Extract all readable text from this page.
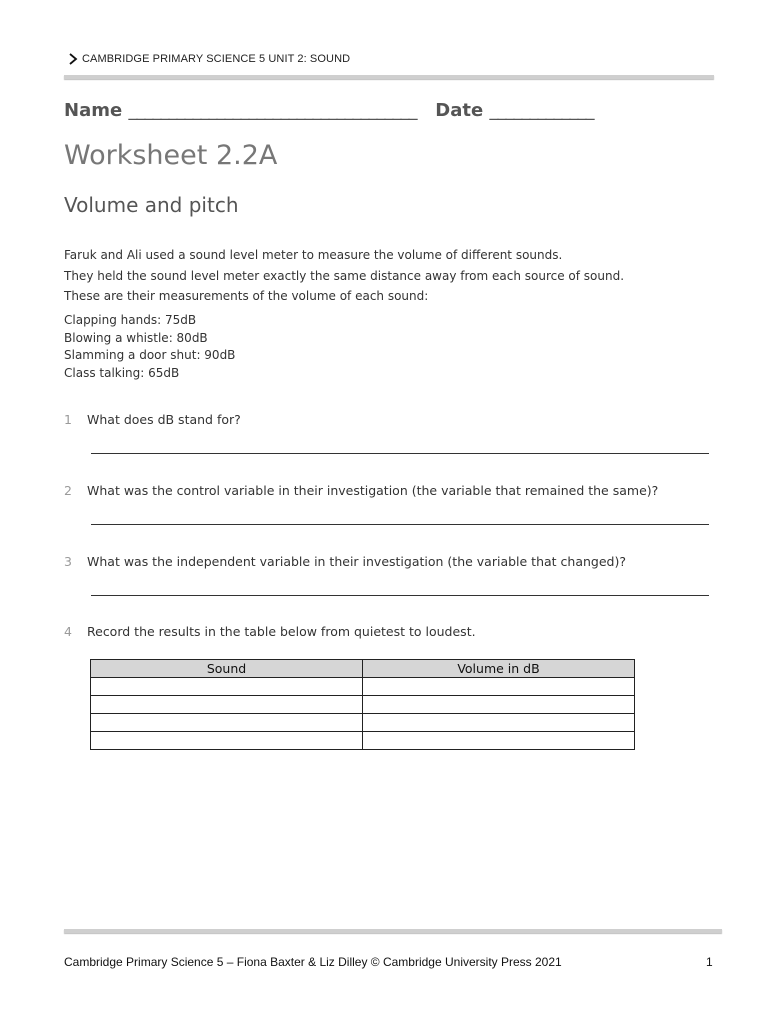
CAMBRIDGE PRIMARY SCIENCE 5 UNIT 2: SOUND
Name ____________________________________ Date _____________
Worksheet 2.2A
Volume and pitch

Faruk and Ali used a sound level meter to measure the volume of different sounds.

They held the sound level meter exactly the same distance away from each source of sound.

These are their measurements of the volume of each sound:

Clapping hands: 75dB
Blowing a whistle: 80dB
Slamming a door shut: 90dB
Class talking: 65dB
1 What does dB stand for?
2 What was the control variable in their investigation (the variable that remained the same)?
3 What was the independent variable in their investigation (the variable that changed)?
4 Record the results in the table below from quietest to loudest.
Sound	Volume in dB

Cambridge Primary Science 5 – Fiona Baxter & Liz Dilley © Cambridge University Press 2021	1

• WHAT THIS TASK INVOLVES:
Reproduce every entry word for word, but skip any pictures.

• WRITTEN SOLUTION:
Extract all readable text from this page.
CAMBRIDGE PRIMARY SCIENCE 5 UNIT 2: SOUND
Name ____________________________________ Date _____________
Worksheet 2.2A
Volume and pitch

Faruk and Ali used a sound level meter to measure the volume of different sounds.

They held the sound level meter exactly the same distance away from each source of sound.

These are their measurements of the volume of each sound:

Clapping hands: 75dB
Blowing a whistle: 80dB
Slamming a door shut: 90dB
Class talking: 65dB
1 What does dB stand for?
2 What was the control variable in their investigation (the variable that remained the same)?
3 What was the independent variable in their investigation (the variable that changed)?
4 Record the results in the table below from quietest to loudest.
Sound	Volume in dB

Cambridge Primary Science 5 – Fiona Baxter & Liz Dilley © Cambridge University Press 2021	1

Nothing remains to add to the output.